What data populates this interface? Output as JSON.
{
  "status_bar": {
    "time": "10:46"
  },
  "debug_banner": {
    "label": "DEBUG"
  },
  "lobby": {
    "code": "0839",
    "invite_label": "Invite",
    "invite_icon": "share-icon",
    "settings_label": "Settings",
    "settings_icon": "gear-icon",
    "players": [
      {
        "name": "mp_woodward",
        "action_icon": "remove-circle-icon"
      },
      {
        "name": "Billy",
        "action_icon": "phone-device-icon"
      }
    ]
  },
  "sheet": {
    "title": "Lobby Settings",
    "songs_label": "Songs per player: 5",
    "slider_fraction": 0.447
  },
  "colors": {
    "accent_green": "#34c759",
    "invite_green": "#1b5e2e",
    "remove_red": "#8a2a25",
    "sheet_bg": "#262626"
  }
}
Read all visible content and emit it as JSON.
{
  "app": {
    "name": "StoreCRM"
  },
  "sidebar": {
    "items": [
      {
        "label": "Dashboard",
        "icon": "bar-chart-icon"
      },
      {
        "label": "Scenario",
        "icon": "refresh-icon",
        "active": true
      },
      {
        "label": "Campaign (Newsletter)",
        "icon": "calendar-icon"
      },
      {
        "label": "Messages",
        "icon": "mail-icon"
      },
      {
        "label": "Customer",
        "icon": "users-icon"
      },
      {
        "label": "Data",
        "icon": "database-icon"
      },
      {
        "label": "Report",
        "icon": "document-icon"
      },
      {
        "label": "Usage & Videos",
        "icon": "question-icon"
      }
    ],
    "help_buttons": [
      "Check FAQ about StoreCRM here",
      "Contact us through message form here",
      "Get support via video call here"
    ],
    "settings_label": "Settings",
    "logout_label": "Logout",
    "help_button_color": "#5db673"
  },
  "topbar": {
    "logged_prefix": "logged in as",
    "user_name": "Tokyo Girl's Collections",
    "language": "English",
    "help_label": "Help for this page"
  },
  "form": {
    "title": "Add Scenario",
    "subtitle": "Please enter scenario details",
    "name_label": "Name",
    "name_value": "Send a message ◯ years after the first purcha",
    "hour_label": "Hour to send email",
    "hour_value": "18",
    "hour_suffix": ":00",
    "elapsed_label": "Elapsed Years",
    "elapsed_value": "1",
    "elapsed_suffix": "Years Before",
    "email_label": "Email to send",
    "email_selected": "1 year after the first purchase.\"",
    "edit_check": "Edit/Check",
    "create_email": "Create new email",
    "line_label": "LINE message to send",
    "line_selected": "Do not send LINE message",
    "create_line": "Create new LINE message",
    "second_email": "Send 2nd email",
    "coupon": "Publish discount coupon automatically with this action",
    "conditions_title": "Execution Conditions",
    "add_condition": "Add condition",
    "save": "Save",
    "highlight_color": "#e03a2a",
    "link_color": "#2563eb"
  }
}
════
- _Work to do_
Using the entries above, return each line in which the word "Check" occurs.

- _Task response_
      "Check FAQ about StoreCRM here",
    "edit_check": "Edit/Check",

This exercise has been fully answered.